## Passage provided

——

Re: [hwloc-users] memory binding on Knights Landing

2016-10-04 Thread Brice Goglin


Le 12/09/2016 04:20, Brice Goglin a écrit :
> So what's really slow is reading sysfs and/or inserting all hwloc
> objects in the tree. I need to do some profiling. And I am moving the
> item "parallelize the discovery" higher in the TODO list :) Brice 

Hello

I ran more benchmarks. What's really slow is the reading of all sysfs
files. About 90% of the topology building time is spent there on KNL.
We're reading more than 7000 files (most of them are 6 files for each
hardware thread and 6 files for each cache).
Reading from sysfs is significantly slower than reading normal files
that are cached (not surprising since the kernel doesn't cache sysfs
file contents).
And reading on KNL is about 30 times slower than on my laptop (70us for
each sysfs file). Don't know why.

And if you have one process doing this on each core simultaneously,
things become up to 30x slower.

Looks like XML is really the way to go on these platforms. One thing
that XML currently misses is cgroup support. You need to export the XML
inside the same cgroup or the topology will be wrong. I am adding an
option to read the current cgroup restrictions from the OS and apply it
to a XML imported topology (must be created outside of all cgroups).

Brice

___
hwloc-users mailing list
hwloc-users@lists.open-mpi.org
https://rfd.newmexicoconsortium.org/mailman/listinfo/hwloc-users


Re: [hwloc-users] memory binding on Knights Landing

2016-09-12 Thread Dave Love
Brice Goglin  writes:

> So what's really slow is reading sysfs and/or inserting all hwloc
> objects in the tree. I need to do some profiling. And I am moving the
> item "parallelize the discovery" higher in the TODO list :)

It didn't seem to scale between systems with the number of sysfs opens,
accounting for differences in processor speed, but I didn't actually
profile.

——

## Dataset extract
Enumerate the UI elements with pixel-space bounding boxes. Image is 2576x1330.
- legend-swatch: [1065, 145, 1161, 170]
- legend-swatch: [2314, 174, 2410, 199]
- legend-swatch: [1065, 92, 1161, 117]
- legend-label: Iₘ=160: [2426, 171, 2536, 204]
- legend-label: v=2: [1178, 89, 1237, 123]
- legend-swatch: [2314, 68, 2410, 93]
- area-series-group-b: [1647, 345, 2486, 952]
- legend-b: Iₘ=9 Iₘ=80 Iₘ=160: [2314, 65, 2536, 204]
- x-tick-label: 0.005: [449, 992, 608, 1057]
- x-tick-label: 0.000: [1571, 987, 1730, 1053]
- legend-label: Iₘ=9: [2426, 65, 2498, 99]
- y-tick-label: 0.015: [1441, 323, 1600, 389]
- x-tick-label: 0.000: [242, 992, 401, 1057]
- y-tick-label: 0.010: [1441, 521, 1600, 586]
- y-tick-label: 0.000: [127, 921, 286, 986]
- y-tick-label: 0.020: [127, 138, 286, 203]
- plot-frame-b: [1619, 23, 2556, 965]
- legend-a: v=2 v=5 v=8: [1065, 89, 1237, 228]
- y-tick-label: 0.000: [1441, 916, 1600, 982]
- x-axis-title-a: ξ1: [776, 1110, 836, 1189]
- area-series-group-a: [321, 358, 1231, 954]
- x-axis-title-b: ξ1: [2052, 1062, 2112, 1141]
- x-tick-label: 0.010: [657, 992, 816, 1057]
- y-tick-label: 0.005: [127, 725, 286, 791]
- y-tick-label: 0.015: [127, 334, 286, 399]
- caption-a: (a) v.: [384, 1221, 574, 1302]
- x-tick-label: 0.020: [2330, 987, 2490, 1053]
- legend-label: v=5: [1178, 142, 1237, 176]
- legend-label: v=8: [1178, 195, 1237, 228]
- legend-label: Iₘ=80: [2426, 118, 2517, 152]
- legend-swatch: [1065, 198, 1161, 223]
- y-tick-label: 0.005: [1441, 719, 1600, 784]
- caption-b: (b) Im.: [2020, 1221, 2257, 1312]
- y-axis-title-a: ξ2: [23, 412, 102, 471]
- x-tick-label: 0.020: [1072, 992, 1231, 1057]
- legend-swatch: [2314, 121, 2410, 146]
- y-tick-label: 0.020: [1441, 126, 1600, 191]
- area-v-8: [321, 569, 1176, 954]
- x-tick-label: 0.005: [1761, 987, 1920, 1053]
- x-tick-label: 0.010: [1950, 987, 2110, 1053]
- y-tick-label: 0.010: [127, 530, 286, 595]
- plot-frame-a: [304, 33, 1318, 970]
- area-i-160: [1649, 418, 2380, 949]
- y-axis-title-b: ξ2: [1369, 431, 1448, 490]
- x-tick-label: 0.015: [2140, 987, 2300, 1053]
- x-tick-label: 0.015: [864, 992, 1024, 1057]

——

## Direction
In the hwloc mailing list thread, roughly what share of the topology building time on KNL goes to reading sysfs files? The records come from a different source than the hwloc mailing list thread.

## Written reply
About 90%.